**Job:**
Select the lines that contain "Predicted" and copy each of them.

**Data for this task:**
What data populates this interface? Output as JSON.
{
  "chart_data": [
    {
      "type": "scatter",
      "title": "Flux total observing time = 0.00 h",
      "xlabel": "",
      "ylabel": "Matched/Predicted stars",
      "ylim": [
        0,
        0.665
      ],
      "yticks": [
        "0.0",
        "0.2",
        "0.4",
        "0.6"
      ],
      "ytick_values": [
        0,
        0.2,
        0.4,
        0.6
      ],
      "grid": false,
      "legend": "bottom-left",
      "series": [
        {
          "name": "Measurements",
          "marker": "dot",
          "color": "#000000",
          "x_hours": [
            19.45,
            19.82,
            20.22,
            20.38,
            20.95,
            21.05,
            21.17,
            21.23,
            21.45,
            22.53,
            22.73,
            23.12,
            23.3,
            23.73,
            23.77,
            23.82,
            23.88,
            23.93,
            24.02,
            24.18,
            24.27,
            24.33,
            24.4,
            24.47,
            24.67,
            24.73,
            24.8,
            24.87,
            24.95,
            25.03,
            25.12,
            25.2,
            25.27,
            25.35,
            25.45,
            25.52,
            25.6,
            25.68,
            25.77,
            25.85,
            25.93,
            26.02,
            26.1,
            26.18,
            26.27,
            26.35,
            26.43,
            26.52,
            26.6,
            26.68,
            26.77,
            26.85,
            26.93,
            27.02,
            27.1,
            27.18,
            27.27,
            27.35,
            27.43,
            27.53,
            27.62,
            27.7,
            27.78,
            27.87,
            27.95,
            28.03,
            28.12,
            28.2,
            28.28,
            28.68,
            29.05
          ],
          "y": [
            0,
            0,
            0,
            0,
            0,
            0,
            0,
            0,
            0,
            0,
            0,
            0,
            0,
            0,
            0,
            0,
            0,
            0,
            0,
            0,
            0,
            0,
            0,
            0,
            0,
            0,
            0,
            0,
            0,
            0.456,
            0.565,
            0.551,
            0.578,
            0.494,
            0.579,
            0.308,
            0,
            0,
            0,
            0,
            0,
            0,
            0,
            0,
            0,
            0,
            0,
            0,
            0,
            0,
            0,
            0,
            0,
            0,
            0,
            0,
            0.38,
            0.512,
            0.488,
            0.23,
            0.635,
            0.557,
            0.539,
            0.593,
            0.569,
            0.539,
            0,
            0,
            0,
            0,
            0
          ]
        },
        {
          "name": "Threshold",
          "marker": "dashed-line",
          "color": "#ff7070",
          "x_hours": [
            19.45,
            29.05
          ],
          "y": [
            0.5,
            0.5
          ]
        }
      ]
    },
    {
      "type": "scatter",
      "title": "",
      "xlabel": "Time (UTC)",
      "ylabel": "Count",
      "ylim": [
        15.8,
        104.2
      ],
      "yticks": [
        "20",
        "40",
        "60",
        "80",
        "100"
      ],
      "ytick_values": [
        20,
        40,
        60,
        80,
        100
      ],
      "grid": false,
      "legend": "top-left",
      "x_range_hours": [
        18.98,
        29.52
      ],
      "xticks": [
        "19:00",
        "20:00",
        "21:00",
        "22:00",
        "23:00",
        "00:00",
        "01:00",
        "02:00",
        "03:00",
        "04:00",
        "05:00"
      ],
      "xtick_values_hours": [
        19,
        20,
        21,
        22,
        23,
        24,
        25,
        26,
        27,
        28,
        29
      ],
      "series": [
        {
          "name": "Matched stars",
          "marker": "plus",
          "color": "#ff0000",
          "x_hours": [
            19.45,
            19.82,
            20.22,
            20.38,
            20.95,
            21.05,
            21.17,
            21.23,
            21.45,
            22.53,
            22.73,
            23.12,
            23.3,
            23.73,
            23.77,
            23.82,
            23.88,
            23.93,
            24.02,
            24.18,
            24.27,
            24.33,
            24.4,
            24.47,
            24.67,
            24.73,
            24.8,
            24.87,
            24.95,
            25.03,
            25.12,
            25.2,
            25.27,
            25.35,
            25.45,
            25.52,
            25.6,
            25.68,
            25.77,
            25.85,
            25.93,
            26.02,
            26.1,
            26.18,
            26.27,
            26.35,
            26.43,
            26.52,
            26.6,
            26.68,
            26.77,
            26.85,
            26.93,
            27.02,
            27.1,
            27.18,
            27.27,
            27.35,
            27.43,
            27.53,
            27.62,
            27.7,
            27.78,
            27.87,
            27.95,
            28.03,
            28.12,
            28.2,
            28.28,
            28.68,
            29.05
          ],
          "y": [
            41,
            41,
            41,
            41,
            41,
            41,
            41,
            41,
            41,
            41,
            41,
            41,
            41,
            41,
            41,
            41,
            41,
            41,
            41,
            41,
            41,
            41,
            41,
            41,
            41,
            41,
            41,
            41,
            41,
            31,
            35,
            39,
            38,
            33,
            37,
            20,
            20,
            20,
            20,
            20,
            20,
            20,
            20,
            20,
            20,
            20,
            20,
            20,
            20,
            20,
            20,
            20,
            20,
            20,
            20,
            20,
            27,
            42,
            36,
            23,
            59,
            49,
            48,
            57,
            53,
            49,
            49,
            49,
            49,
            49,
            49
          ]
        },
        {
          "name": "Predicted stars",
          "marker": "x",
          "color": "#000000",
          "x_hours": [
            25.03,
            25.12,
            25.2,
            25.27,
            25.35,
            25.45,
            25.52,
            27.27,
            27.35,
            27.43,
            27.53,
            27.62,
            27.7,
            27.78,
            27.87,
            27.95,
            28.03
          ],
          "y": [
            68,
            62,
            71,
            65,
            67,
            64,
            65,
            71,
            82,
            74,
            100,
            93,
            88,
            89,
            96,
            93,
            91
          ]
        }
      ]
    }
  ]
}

...

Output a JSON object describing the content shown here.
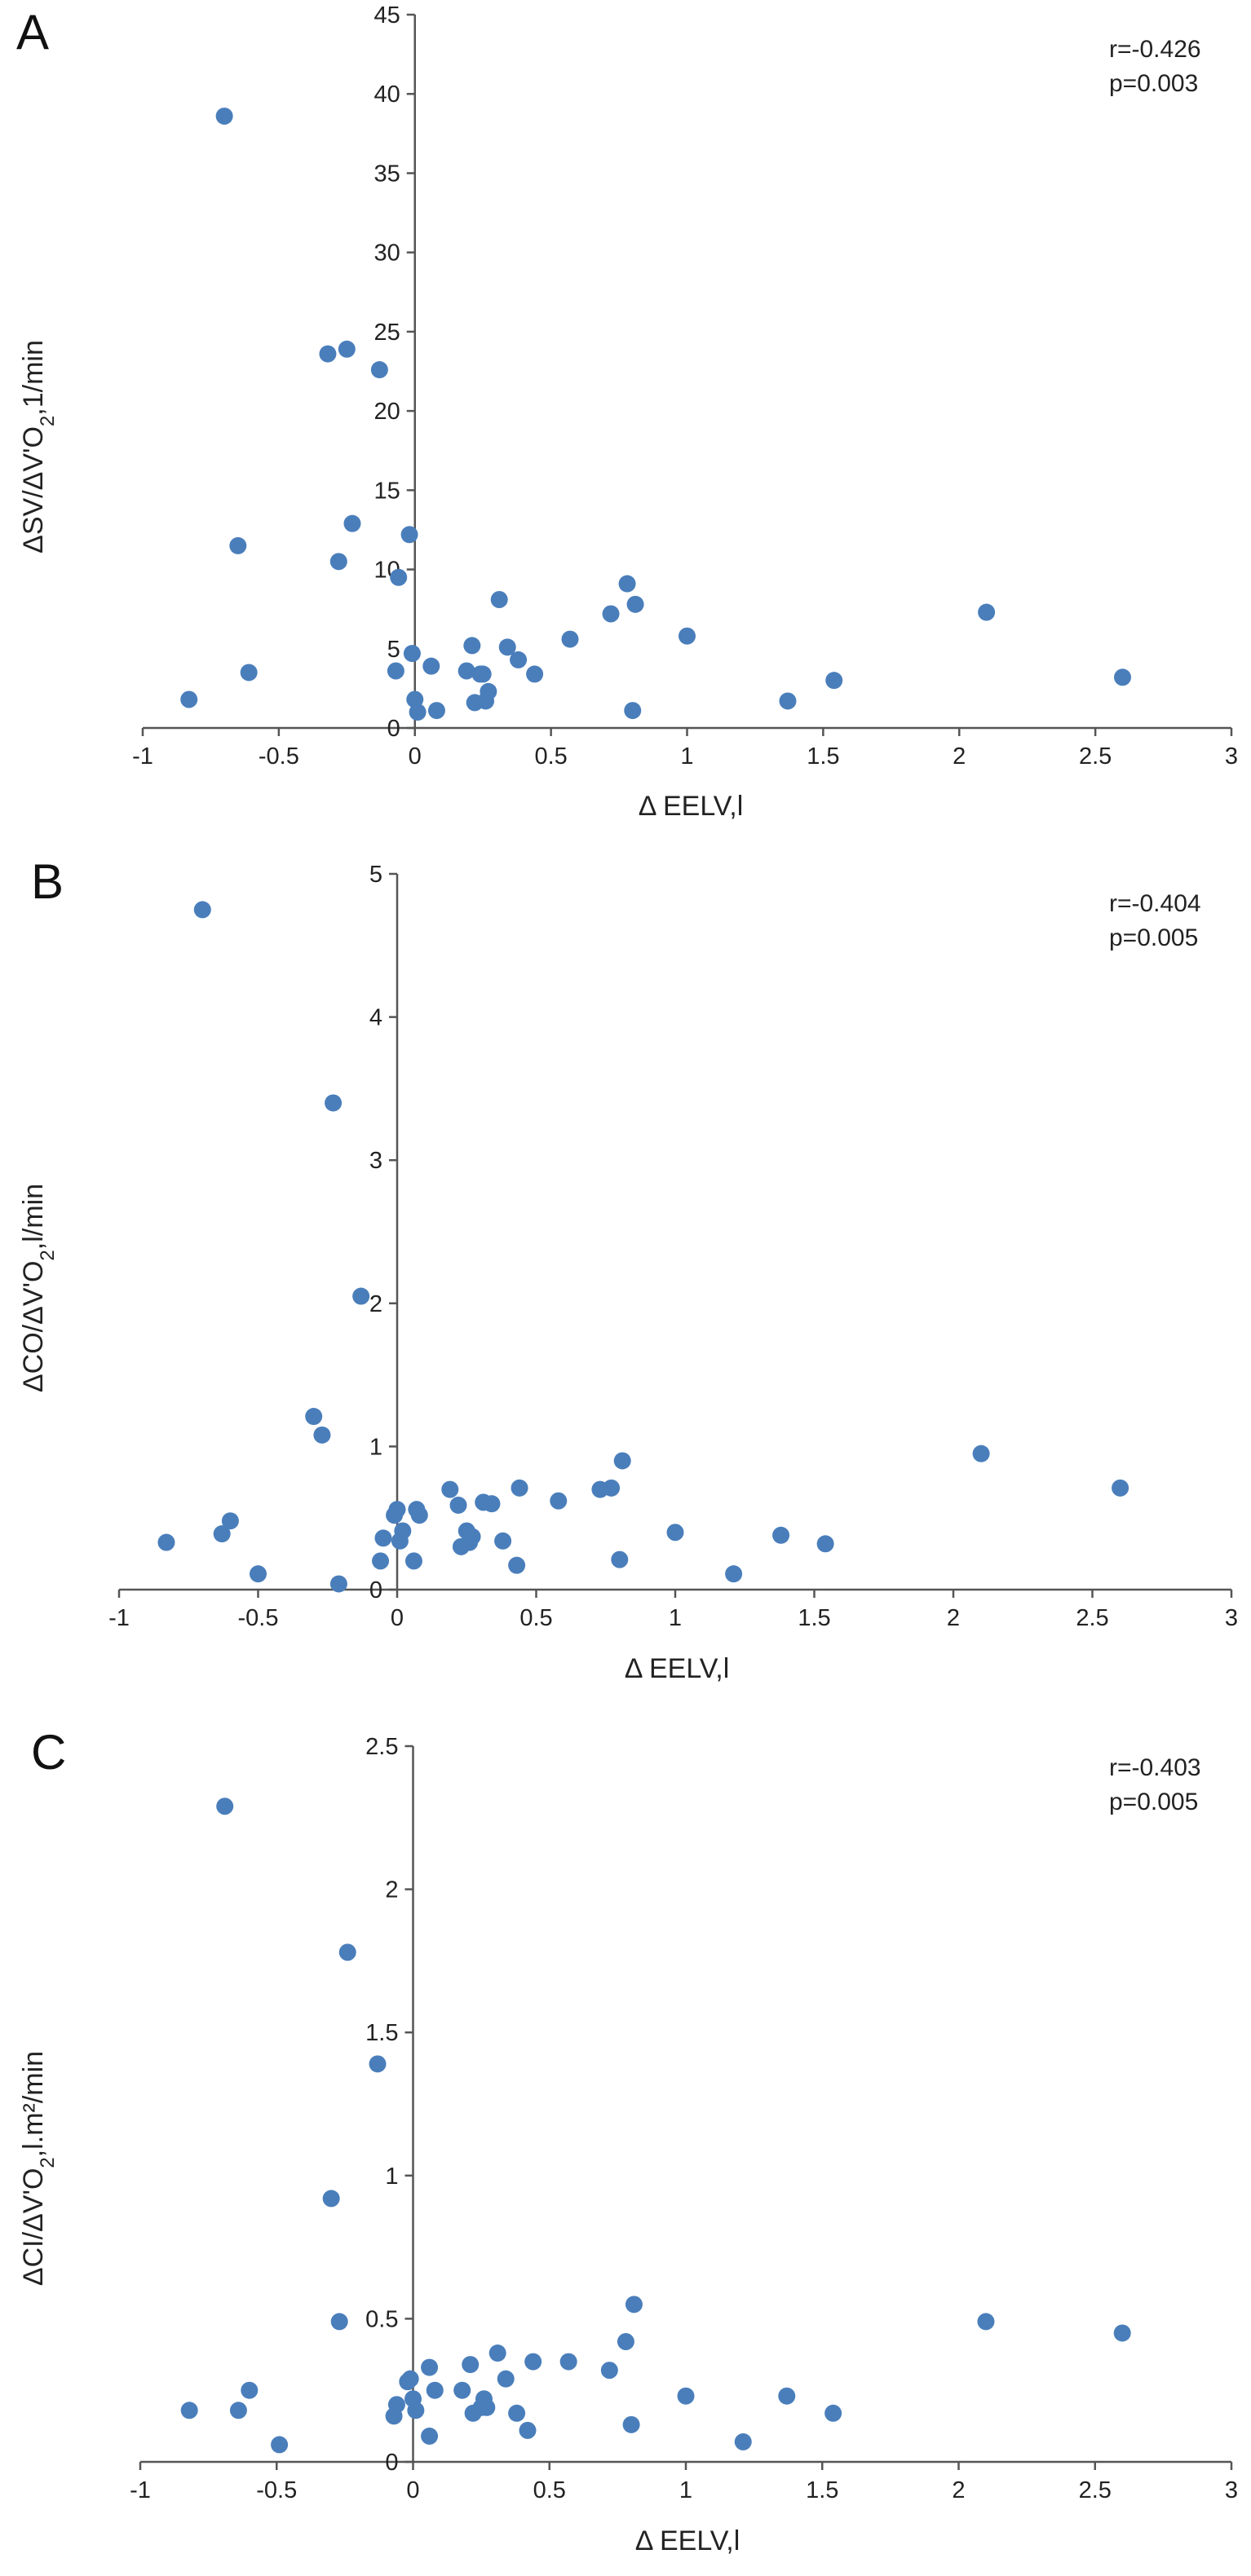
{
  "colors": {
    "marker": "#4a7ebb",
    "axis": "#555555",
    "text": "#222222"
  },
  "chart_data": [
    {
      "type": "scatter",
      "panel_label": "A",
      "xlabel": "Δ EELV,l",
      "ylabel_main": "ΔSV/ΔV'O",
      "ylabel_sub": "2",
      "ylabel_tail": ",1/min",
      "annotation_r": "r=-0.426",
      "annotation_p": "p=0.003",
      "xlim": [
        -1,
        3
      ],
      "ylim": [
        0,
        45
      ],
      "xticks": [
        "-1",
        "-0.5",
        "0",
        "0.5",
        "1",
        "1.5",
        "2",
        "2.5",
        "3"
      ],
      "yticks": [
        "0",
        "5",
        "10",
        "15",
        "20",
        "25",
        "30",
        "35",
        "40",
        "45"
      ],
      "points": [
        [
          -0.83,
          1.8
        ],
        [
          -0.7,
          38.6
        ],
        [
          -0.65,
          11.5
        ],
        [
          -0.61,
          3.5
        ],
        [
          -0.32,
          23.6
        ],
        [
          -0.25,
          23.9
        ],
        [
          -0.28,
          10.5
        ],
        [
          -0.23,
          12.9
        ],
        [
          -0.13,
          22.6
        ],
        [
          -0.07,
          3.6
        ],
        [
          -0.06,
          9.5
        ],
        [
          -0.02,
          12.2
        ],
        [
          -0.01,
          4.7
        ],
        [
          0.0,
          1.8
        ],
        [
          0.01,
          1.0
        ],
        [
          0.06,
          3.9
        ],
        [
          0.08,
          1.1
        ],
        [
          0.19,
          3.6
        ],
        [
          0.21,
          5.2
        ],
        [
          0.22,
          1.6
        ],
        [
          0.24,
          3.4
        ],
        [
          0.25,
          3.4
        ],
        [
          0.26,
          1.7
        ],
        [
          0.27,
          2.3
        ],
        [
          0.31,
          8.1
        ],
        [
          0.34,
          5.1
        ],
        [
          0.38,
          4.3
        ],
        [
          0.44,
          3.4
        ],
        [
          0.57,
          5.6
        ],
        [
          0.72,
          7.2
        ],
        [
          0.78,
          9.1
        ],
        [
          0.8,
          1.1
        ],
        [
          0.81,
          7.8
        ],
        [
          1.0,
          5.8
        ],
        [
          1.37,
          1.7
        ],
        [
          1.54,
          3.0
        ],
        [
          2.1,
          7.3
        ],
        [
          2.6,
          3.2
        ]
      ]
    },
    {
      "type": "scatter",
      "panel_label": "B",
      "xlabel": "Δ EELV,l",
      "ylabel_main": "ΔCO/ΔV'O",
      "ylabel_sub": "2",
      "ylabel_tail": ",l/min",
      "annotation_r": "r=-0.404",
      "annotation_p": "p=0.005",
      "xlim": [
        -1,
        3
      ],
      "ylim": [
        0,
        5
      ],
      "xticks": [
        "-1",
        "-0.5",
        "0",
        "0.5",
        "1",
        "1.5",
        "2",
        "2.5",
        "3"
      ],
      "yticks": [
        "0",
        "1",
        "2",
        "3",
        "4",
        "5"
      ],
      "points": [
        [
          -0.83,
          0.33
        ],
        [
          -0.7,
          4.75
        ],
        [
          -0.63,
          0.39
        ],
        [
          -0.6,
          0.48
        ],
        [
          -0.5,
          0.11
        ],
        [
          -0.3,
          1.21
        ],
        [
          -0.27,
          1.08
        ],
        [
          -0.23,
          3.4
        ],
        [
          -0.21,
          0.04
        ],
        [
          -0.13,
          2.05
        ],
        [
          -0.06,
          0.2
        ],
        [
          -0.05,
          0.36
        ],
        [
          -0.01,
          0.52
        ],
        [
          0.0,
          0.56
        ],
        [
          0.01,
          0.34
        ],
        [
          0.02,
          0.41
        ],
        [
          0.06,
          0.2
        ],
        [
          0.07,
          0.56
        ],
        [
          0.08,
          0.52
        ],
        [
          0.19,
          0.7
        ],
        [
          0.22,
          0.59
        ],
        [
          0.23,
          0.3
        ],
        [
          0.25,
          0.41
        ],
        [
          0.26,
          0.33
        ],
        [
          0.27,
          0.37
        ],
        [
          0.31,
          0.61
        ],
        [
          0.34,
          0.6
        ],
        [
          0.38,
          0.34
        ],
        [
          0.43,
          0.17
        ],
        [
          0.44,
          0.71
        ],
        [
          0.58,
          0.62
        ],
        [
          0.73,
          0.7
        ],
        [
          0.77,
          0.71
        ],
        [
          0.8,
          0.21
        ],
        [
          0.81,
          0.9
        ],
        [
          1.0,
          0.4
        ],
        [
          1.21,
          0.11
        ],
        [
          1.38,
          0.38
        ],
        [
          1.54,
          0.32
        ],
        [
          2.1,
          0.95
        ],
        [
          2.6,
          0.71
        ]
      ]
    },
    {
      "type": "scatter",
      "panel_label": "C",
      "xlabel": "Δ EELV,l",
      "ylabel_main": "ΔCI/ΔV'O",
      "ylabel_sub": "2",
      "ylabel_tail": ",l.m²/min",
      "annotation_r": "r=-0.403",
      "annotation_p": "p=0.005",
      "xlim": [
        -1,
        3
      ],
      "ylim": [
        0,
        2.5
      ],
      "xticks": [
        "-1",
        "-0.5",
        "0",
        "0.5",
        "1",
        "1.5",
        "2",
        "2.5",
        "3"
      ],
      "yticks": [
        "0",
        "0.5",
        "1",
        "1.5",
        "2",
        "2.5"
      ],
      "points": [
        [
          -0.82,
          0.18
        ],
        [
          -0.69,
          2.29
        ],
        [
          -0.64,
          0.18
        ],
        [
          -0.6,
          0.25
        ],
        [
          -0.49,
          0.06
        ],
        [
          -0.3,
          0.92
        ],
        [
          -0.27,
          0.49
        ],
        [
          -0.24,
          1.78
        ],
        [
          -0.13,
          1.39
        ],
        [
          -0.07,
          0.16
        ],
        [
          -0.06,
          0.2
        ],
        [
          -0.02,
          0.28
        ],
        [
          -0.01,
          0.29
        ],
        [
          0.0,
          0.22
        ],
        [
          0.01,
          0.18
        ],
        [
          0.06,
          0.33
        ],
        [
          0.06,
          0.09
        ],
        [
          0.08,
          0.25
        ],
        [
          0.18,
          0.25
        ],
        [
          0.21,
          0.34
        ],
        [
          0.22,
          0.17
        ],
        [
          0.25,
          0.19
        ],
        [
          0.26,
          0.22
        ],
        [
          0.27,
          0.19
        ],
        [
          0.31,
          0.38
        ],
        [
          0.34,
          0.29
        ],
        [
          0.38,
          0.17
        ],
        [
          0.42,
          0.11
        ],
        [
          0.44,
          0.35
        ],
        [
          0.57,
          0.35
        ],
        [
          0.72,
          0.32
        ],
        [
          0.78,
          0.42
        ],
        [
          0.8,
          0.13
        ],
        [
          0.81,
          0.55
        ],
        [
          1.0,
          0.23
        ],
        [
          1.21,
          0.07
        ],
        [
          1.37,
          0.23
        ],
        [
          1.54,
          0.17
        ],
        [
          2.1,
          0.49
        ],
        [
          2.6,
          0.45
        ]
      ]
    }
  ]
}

**The answer:**
      "ylabel": "Matched/Predicted stars",
          "name": "Predicted stars",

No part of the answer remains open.